Exactly as written, please set down all of the entries again, with no pictures.

[Rows from a figure dataset]
════════════════════

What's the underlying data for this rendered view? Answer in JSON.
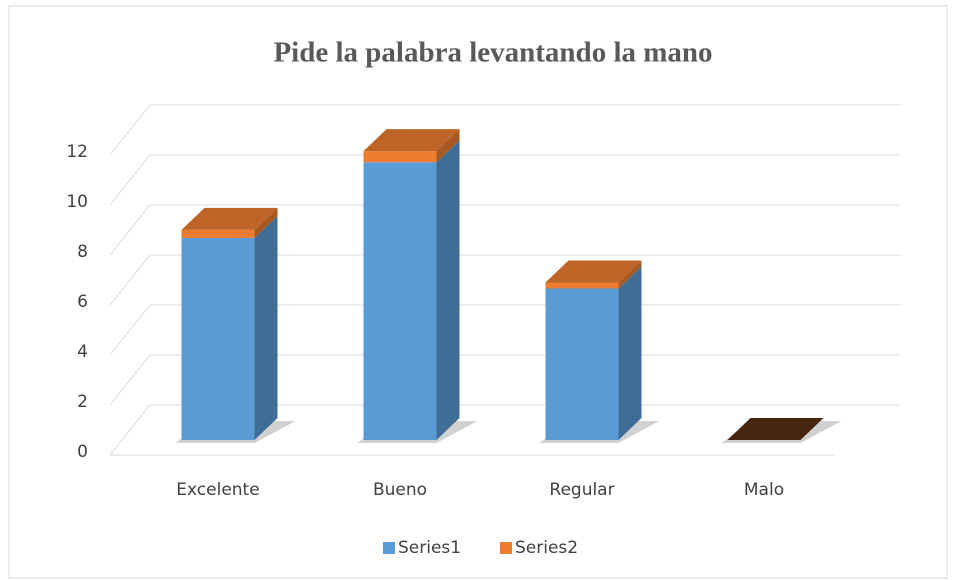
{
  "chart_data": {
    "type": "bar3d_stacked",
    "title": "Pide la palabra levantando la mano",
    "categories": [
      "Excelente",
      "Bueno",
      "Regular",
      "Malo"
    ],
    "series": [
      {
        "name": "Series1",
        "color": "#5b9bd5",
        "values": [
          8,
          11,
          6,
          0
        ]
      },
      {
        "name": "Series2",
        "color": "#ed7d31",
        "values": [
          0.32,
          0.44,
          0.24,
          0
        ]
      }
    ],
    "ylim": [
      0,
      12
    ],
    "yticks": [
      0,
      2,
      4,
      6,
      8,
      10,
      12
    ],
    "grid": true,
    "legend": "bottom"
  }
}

════════════════════

* RESULT OF THE TASK *
What's the underlying data for this rendered view? Answer in JSON.
{
  "chart_data": {
    "type": "bar3d_stacked",
    "title": "Pide la palabra levantando la mano",
    "categories": [
      "Excelente",
      "Bueno",
      "Regular",
      "Malo"
    ],
    "series": [
      {
        "name": "Series1",
        "color": "#5b9bd5",
        "values": [
          8,
          11,
          6,
          0
        ]
      },
      {
        "name": "Series2",
        "color": "#ed7d31",
        "values": [
          0.32,
          0.44,
          0.24,
          0
        ]
      }
    ],
    "ylim": [
      0,
      12
    ],
    "yticks": [
      0,
      2,
      4,
      6,
      8,
      10,
      12
    ],
    "grid": true,
    "legend": "bottom"
  }
}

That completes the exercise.